Приведённый текст:

------------------------------------------------------------------------

Любопытный нюанс в пару «медведь – невеста» вносит цитата «В медвежьем тулупе едет невеста» («Русь зеленая в месяце Ай…», 1921) [там же, с. 160]; попутно отметим, что в словарях Даля [Даль 1989] и Фасмера [Фасмер 2004] отмечено, что на Каспийском море (в частности, в Астрахани, откуда родом Хлебников) не принято называть медведя настоящим именем, потому что это может вызвать бурю на море – используется диалектный эвфемизм ае, аев, аю́. Несмотря на отсутствие полного анализа текста, это имплицируемое слово «неизвестное» («невеста» и т.д.) парадоксально актуализируется и становится ключевым в первой строчке в комментарии Друскина.

Концовка стихотворения (предположительно аллюзивно-северянинская) вообще не интересует Друскина. Он не задается вопросом – почему опрокинут парус и к чему может относиться последняя строчка, то есть идею тайнописи нельзя смешивать с идеей реальной текстологической декодировки текста. Казалось бы высказывание Друскина


58


«В Бахе меня интересовали пересечения каких-то линий… То же самое ищу я теперь и у Хлебникова… некоторые линии я нашел в стихотворении ”В этот день голубых медведей”… » [Друскин 1999, с. 124] относят нас к привычным понятиям композиции, то есть к связи между отдельными сегментами текста, их динамике и т.д. Но на самом деле под линиями имеется в виду трактовка именно первой строчки как тайнописи, и необходимости в дальнейшем тексте стихотворения у философа уже не возникает. Подразумевается, что первая строчка «транслируется» на весь текст или имплицирует весь текст, то есть происходит явное замещение: «В этот день голубых медведе́й» перестает быть названием или знаком стихотворения, а становится самим стихотворением.

------------------------------------------------------------------------

Исходные материалы:
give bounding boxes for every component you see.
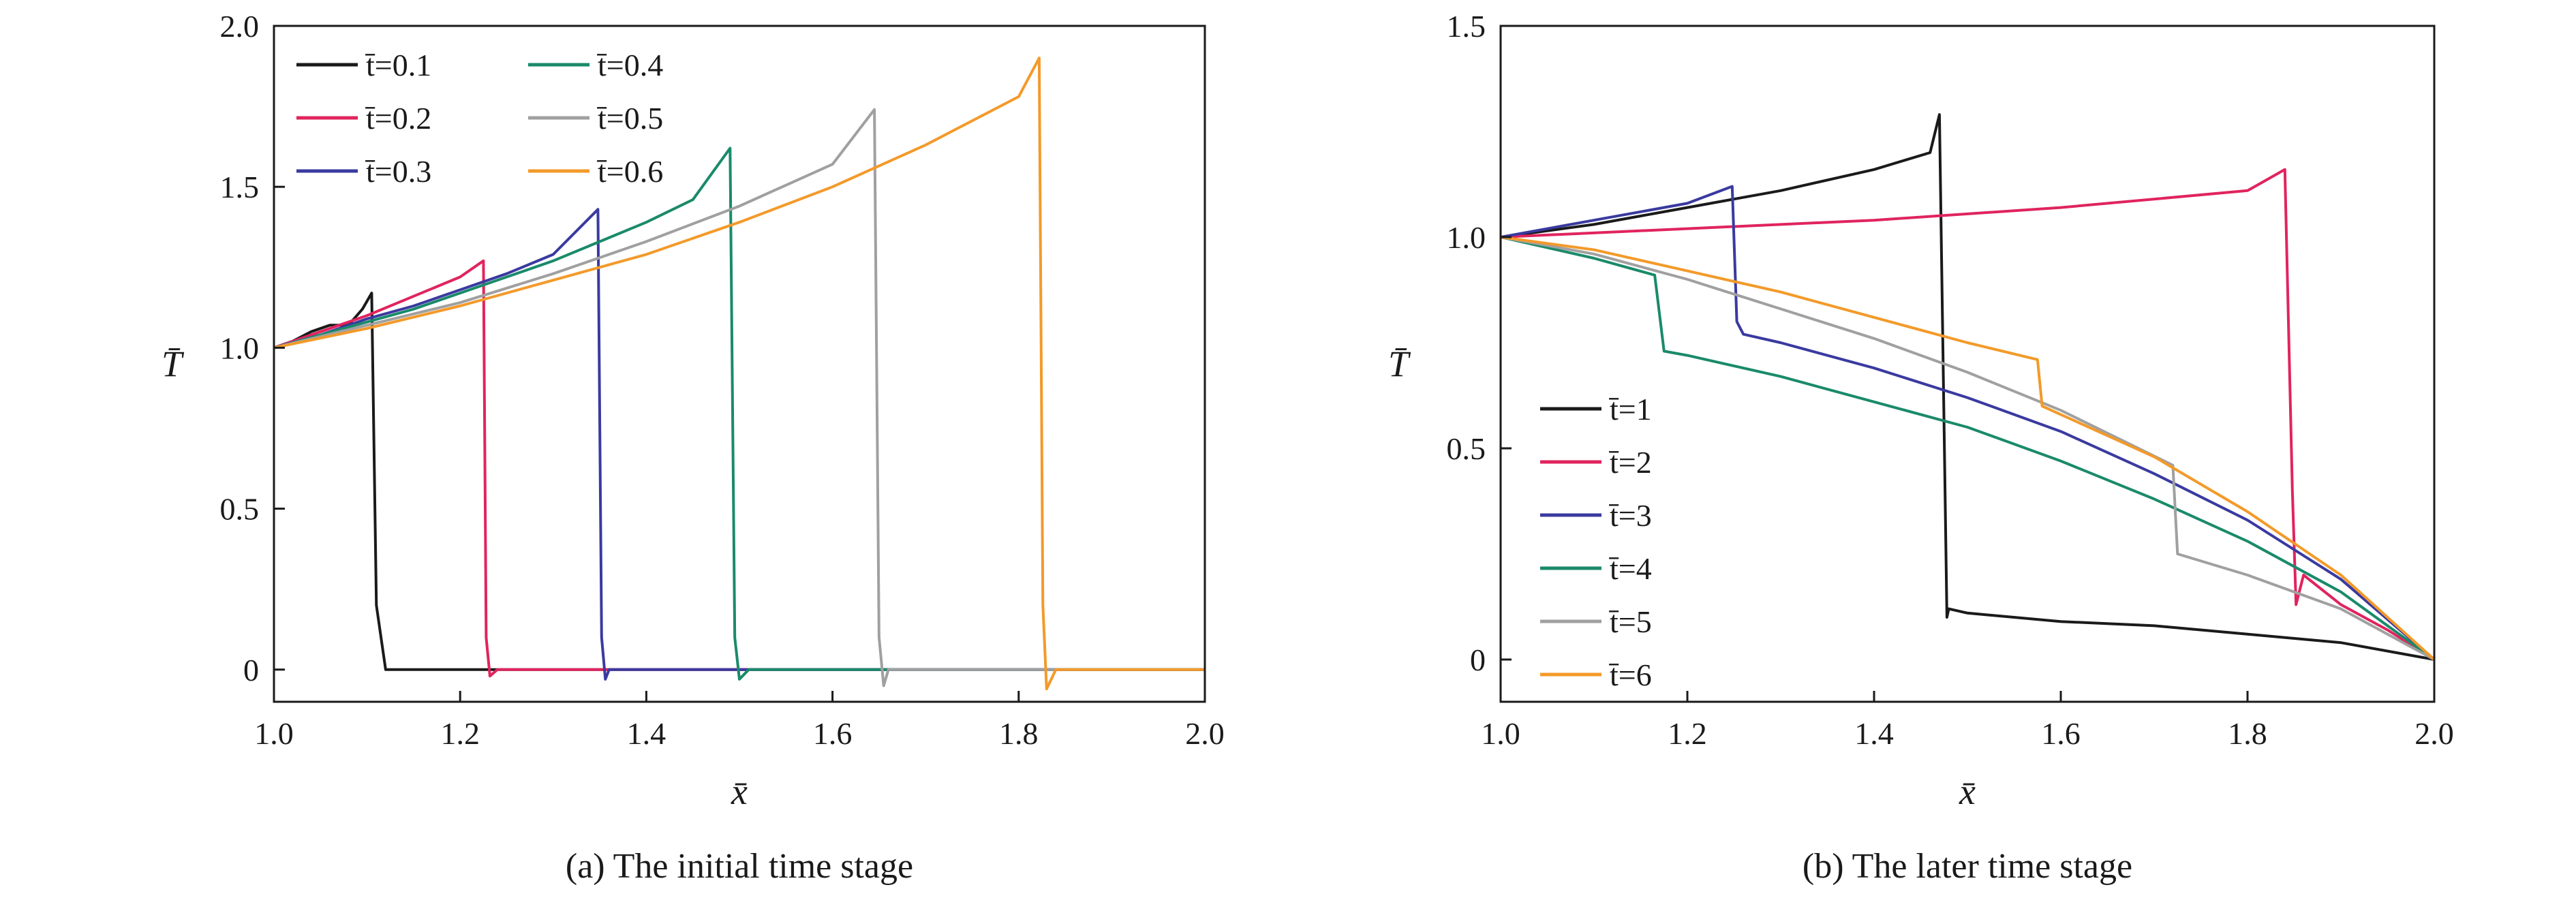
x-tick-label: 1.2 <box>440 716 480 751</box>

------------------------------------------------------------------------

Задания:
(1) Какой город в приведённом тексте назван родиной Хлебникова?
(2) Скопируйте из приведённого текста без изменений фрагмент между словами «Любопытный нюанс в» и «в комментарии Друскина.» включительно.

Ответы:
(1) Астрахань.

(2)
Любопытный нюанс в пару «медведь – невеста» вносит цитата «В медвежьем тулупе едет невеста» («Русь зеленая в месяце Ай…», 1921) [там же, с. 160]; попутно отметим, что в словарях Даля [Даль 1989] и Фасмера [Фасмер 2004] отмечено, что на Каспийском море (в частности, в Астрахани, откуда родом Хлебников) не принято называть медведя настоящим именем, потому что это может вызвать бурю на море – используется диалектный эвфемизм ае, аев, аю́. Несмотря на отсутствие полного анализа текста, это имплицируемое слово «неизвестное» («невеста» и т.д.) парадоксально актуализируется и становится ключевым в первой строчке в комментарии Друскина.